## [Text provided]
While the company’s net income for the first quarter fell 18.5 percent to $1.7 billion, its adjusted earnings per share tallied $1.47, coming in 15 cents ahead of the $1.32 analysts expected, according to FactSet.

The flagship Walmart U.S. division saw comparable sales jump 7.4 percent, with transactions up 2.9 percent and the average ticket price increasing 4.4 percent — suggesting the retailer was both seeing more shoppers and that they were spending more than a year ago.

The division’s e-commerce business also showed significant growth, gaining 27 percent with strength in pickup and delivery as well as advertising, which jumped 40 percent.

ROHNERT PARK, CALIFORNIA - AUGUST 04: Shopping carts sit in the parking lot of a Walmart store on August 04, 2022 in Rohnert Park, California. Walmart plans to lay off hundreds of corporate employees in a restructuring effort after the retailer cut its profit outlook for the second quarter and the remainder of the year. (Photo by Justin Sullivan/Getty Images)
Despite its big digital push, Walmart remains the largest brick-and-mortar retailer in the world.

On a conference call with analysts, president and chief executive officer Doug McMillon crowed over the nearly $11 billion in sales the company added in the quarter and said Walmart  was working to continue growing adjusted profits faster than sales.

“The omnichannel model we’re building continues to resonate with customers and members,” McMillon said. “As expected, a higher mix of sales in the food and consumables categories negatively affected gross profit, but strong expense management and progress with our newer mutually reinforcing businesses helped us grow profit ahead of sales at 17.3 percent.”

## [Job A]
List every percentage figure given in the article on Walmart's first-quarter results.
## [Job B]
Write the next few sentences of the article on Walmart's first-quarter results, picking up after its final quotation from Doug McMillon.

## [Data provided]
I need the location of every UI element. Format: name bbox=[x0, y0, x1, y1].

## [Final result A]
18.5 percent, 7.4 percent, 2.9 percent, 4.4 percent, 27 percent, 40 percent, 17.3 percent

## [Final result B]
Discretionary goods, such as apparel, continue to be a tougher sale than food.

John David Rainey, executive vice president and chief financial officer, said: “At the headline level, consumer spending has proven resilient. But below the surface, we continue to see signs that customers remain choiceful, particularly in discretionary categories.

“In Q1, we saw a nearly 360 basis point shift in U.S. sales mix from general merchandise to grocery and health and wellness,” the CFO said. “To benchmark, the magnitude of this shift exceeds the 330 basis points of category mix shift we experienced in all of last year.”

Walmart U.S. general merchandise sales showed a midsingle digit decline in the quarter while food and consumables were up in the low double digits.

While rival Target Corp. said Wednesday it was appealing to shoppers with “affordable joy” it is Walmart that has the numbers on its side right now.

Target’s first-quarter comparable sales were flat as revenues increased by 0.6 percent to $25.3 billion.